| TASK DESCRIPTION |
Please lay out every line of the data below as a Markdown table with the columns Row and Entry, numbering the rows and leaving out blank lines.

| ENTRIES SHOWN |
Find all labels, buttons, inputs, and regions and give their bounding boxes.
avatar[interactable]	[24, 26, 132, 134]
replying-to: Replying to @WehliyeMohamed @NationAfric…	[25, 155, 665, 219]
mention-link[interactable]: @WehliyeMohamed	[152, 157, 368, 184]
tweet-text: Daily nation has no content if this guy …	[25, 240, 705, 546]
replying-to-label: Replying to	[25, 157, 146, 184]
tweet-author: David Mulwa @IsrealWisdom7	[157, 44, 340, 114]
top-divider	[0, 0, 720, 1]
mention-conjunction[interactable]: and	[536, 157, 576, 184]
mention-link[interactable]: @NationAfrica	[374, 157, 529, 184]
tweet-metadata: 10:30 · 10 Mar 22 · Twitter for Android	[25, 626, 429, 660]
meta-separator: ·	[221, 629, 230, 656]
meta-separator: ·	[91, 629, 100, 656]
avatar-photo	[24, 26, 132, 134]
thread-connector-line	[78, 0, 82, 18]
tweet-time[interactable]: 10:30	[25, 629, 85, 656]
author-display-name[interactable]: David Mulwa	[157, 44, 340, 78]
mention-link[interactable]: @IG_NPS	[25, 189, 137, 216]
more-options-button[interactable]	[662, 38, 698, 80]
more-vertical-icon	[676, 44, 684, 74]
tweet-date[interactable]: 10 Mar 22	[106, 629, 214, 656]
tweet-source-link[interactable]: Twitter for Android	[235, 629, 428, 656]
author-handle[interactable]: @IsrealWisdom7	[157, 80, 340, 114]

| ANSWER |
| Row | Entry |
|---|---|
| 1 | Find all labels, buttons, inputs, and regions and give their bounding boxes. |
| 2 | avatar[interactable]	[24, 26, 132, 134] |
| 3 | replying-to: Replying to @WehliyeMohamed @NationAfric…	[25, 155, 665, 219] |
| 4 | mention-link[interactable]: @WehliyeMohamed	[152, 157, 368, 184] |
| 5 | tweet-text: Daily nation has no content if this guy …	[25, 240, 705, 546] |
| 6 | replying-to-label: Replying to	[25, 157, 146, 184] |
| 7 | tweet-author: David Mulwa @IsrealWisdom7	[157, 44, 340, 114] |
| 8 | top-divider	[0, 0, 720, 1] |
| 9 | mention-conjunction[interactable]: and	[536, 157, 576, 184] |
| 10 | mention-link[interactable]: @NationAfrica	[374, 157, 529, 184] |
| 11 | tweet-metadata: 10:30 · 10 Mar 22 · Twitter for Android	[25, 626, 429, 660] |
| 12 | meta-separator: ·	[221, 629, 230, 656] |
| 13 | meta-separator: ·	[91, 629, 100, 656] |
| 14 | avatar-photo	[24, 26, 132, 134] |
| 15 | thread-connector-line	[78, 0, 82, 18] |
| 16 | tweet-time[interactable]: 10:30	[25, 629, 85, 656] |
| 17 | author-display-name[interactable]: David Mulwa	[157, 44, 340, 78] |
| 18 | mention-link[interactable]: @IG_NPS	[25, 189, 137, 216] |
| 19 | more-options-button[interactable]	[662, 38, 698, 80] |
| 20 | more-vertical-icon	[676, 44, 684, 74] |
| 21 | tweet-date[interactable]: 10 Mar 22	[106, 629, 214, 656] |
| 22 | tweet-source-link[interactable]: Twitter for Android	[235, 629, 428, 656] |
| 23 | author-handle[interactable]: @IsrealWisdom7	[157, 80, 340, 114] |